> [AIM] Repeat the data that follows, word for word, without the images.

■ ■ ■ ■

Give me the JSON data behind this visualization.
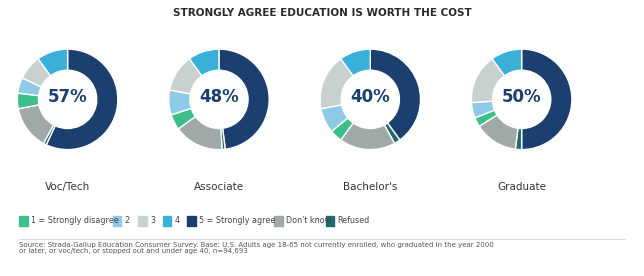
{
  "title": "STRONGLY AGREE EDUCATION IS WORTH THE COST",
  "source_text": "Source: Strada-Gallup Education Consumer Survey. Base: U.S. Adults age 18-65 not currently enrolled, who graduated in the year 2000\nor later, or voc/tech, or stopped out and under age 40, n=94,693",
  "donuts": [
    {
      "label": "Voc/Tech",
      "center_text": "57%",
      "values": [
        57,
        1,
        14,
        5,
        5,
        8,
        10
      ],
      "colors": [
        "#1b3f6e",
        "#1d6b6b",
        "#a0a8a8",
        "#3dbf8a",
        "#8ecae6",
        "#c8d0d0",
        "#3ab0d8"
      ]
    },
    {
      "label": "Associate",
      "center_text": "48%",
      "values": [
        48,
        1,
        16,
        5,
        8,
        12,
        10
      ],
      "colors": [
        "#1b3f6e",
        "#1d6b6b",
        "#a0a8a8",
        "#3dbf8a",
        "#8ecae6",
        "#c8d0d0",
        "#3ab0d8"
      ]
    },
    {
      "label": "Bachelor's",
      "center_text": "40%",
      "values": [
        40,
        2,
        18,
        4,
        8,
        18,
        10
      ],
      "colors": [
        "#1b3f6e",
        "#1d6b6b",
        "#a0a8a8",
        "#3dbf8a",
        "#8ecae6",
        "#c8d0d0",
        "#3ab0d8"
      ]
    },
    {
      "label": "Graduate",
      "center_text": "50%",
      "values": [
        50,
        2,
        14,
        3,
        5,
        16,
        10
      ],
      "colors": [
        "#1b3f6e",
        "#1d6b6b",
        "#a0a8a8",
        "#3dbf8a",
        "#8ecae6",
        "#c8d0d0",
        "#3ab0d8"
      ]
    }
  ],
  "legend_labels": [
    "1 = Strongly disagree",
    "2",
    "3",
    "4",
    "5 = Strongly agree",
    "Don't know",
    "Refused"
  ],
  "legend_colors": [
    "#3dbf8a",
    "#8ecae6",
    "#c8d0d0",
    "#3ab0d8",
    "#1b3f6e",
    "#a0a8a8",
    "#1d6b6b"
  ],
  "bg_color": "#ffffff",
  "title_color": "#2b2b2b",
  "label_color": "#333333",
  "center_text_color": "#1b3f6e",
  "source_color": "#555555"
}
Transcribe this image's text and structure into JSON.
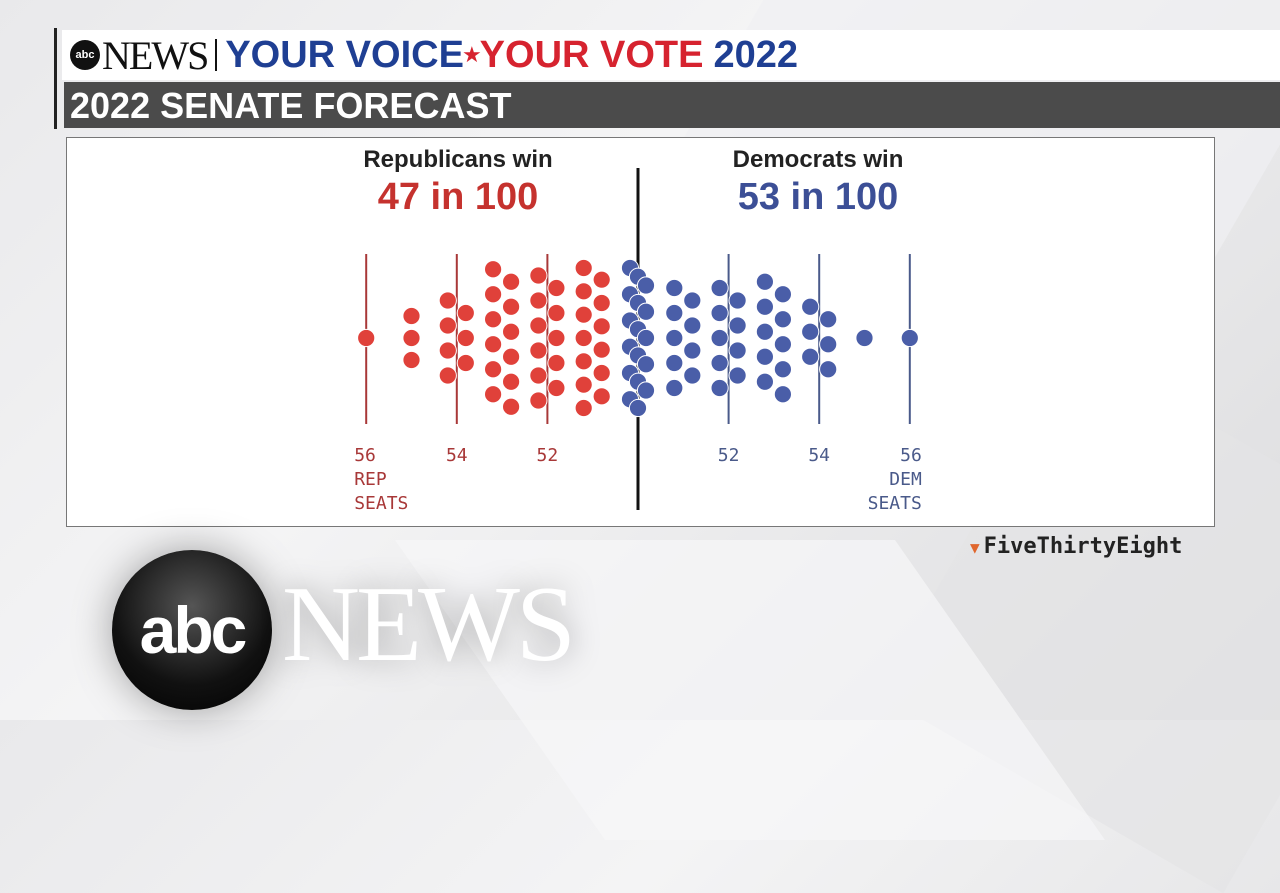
{
  "header": {
    "abc_logo": "abc",
    "news": "NEWS",
    "slogan_part1": "YOUR VOICE",
    "slogan_part2": "YOUR VOTE",
    "slogan_year": "2022",
    "subtitle": "2022 SENATE FORECAST"
  },
  "overlay_logo": {
    "abc": "abc",
    "news": "NEWS"
  },
  "source": {
    "name": "FiveThirtyEight",
    "icon": "fox-icon"
  },
  "colors": {
    "republican": "#e0413a",
    "democrat": "#4a5ea8",
    "rep_text": "#c5322e",
    "dem_text": "#3c4f96"
  },
  "chart_data": {
    "type": "dot-histogram",
    "left_heading": "Republicans win",
    "left_value": "47 in 100",
    "right_heading": "Democrats win",
    "right_value": "53 in 100",
    "ticks": [
      {
        "label": "56",
        "sub": [
          "REP",
          "SEATS"
        ],
        "party": "R",
        "seats": 56
      },
      {
        "label": "54",
        "party": "R",
        "seats": 54
      },
      {
        "label": "52",
        "party": "R",
        "seats": 52
      },
      {
        "label": "52",
        "party": "D",
        "seats": 52
      },
      {
        "label": "54",
        "party": "D",
        "seats": 54
      },
      {
        "label": "56",
        "sub": [
          "DEM",
          "SEATS"
        ],
        "party": "D",
        "seats": 56
      }
    ],
    "series": [
      {
        "party": "R",
        "seats": [
          56,
          55,
          54,
          53,
          52,
          51
        ],
        "counts": [
          1,
          3,
          7,
          12,
          11,
          13
        ]
      },
      {
        "party": "D",
        "seats": [
          50,
          51,
          52,
          53,
          54,
          55,
          56
        ],
        "counts": [
          17,
          9,
          9,
          10,
          6,
          1,
          1
        ]
      }
    ]
  }
}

■ ■ ■ ■

> [RESPONSE TO THE EXERCISE]
Give me the JSON data behind this visualization.
{
  "title": "STRONGLY AGREE EDUCATION IS WORTH THE COST",
  "source_text": "Source: Strada-Gallup Education Consumer Survey. Base: U.S. Adults age 18-65 not currently enrolled, who graduated in the year 2000\nor later, or voc/tech, or stopped out and under age 40, n=94,693",
  "donuts": [
    {
      "label": "Voc/Tech",
      "center_text": "57%",
      "values": [
        57,
        1,
        14,
        5,
        5,
        8,
        10
      ],
      "colors": [
        "#1b3f6e",
        "#1d6b6b",
        "#a0a8a8",
        "#3dbf8a",
        "#8ecae6",
        "#c8d0d0",
        "#3ab0d8"
      ]
    },
    {
      "label": "Associate",
      "center_text": "48%",
      "values": [
        48,
        1,
        16,
        5,
        8,
        12,
        10
      ],
      "colors": [
        "#1b3f6e",
        "#1d6b6b",
        "#a0a8a8",
        "#3dbf8a",
        "#8ecae6",
        "#c8d0d0",
        "#3ab0d8"
      ]
    },
    {
      "label": "Bachelor's",
      "center_text": "40%",
      "values": [
        40,
        2,
        18,
        4,
        8,
        18,
        10
      ],
      "colors": [
        "#1b3f6e",
        "#1d6b6b",
        "#a0a8a8",
        "#3dbf8a",
        "#8ecae6",
        "#c8d0d0",
        "#3ab0d8"
      ]
    },
    {
      "label": "Graduate",
      "center_text": "50%",
      "values": [
        50,
        2,
        14,
        3,
        5,
        16,
        10
      ],
      "colors": [
        "#1b3f6e",
        "#1d6b6b",
        "#a0a8a8",
        "#3dbf8a",
        "#8ecae6",
        "#c8d0d0",
        "#3ab0d8"
      ]
    }
  ],
  "legend_labels": [
    "1 = Strongly disagree",
    "2",
    "3",
    "4",
    "5 = Strongly agree",
    "Don't know",
    "Refused"
  ],
  "legend_colors": [
    "#3dbf8a",
    "#8ecae6",
    "#c8d0d0",
    "#3ab0d8",
    "#1b3f6e",
    "#a0a8a8",
    "#1d6b6b"
  ],
  "bg_color": "#ffffff",
  "title_color": "#2b2b2b",
  "label_color": "#333333",
  "center_text_color": "#1b3f6e",
  "source_color": "#555555"
}
Transcribe this image's text and structure into JSON.
{
  "header": {
    "abc_logo": "abc",
    "news": "NEWS",
    "slogan_part1": "YOUR VOICE",
    "slogan_part2": "YOUR VOTE",
    "slogan_year": "2022",
    "subtitle": "2022 SENATE FORECAST"
  },
  "overlay_logo": {
    "abc": "abc",
    "news": "NEWS"
  },
  "source": {
    "name": "FiveThirtyEight",
    "icon": "fox-icon"
  },
  "colors": {
    "republican": "#e0413a",
    "democrat": "#4a5ea8",
    "rep_text": "#c5322e",
    "dem_text": "#3c4f96"
  },
  "chart_data": {
    "type": "dot-histogram",
    "left_heading": "Republicans win",
    "left_value": "47 in 100",
    "right_heading": "Democrats win",
    "right_value": "53 in 100",
    "ticks": [
      {
        "label": "56",
        "sub": [
          "REP",
          "SEATS"
        ],
        "party": "R",
        "seats": 56
      },
      {
        "label": "54",
        "party": "R",
        "seats": 54
      },
      {
        "label": "52",
        "party": "R",
        "seats": 52
      },
      {
        "label": "52",
        "party": "D",
        "seats": 52
      },
      {
        "label": "54",
        "party": "D",
        "seats": 54
      },
      {
        "label": "56",
        "sub": [
          "DEM",
          "SEATS"
        ],
        "party": "D",
        "seats": 56
      }
    ],
    "series": [
      {
        "party": "R",
        "seats": [
          56,
          55,
          54,
          53,
          52,
          51
        ],
        "counts": [
          1,
          3,
          7,
          12,
          11,
          13
        ]
      },
      {
        "party": "D",
        "seats": [
          50,
          51,
          52,
          53,
          54,
          55,
          56
        ],
        "counts": [
          17,
          9,
          9,
          10,
          6,
          1,
          1
        ]
      }
    ]
  }
}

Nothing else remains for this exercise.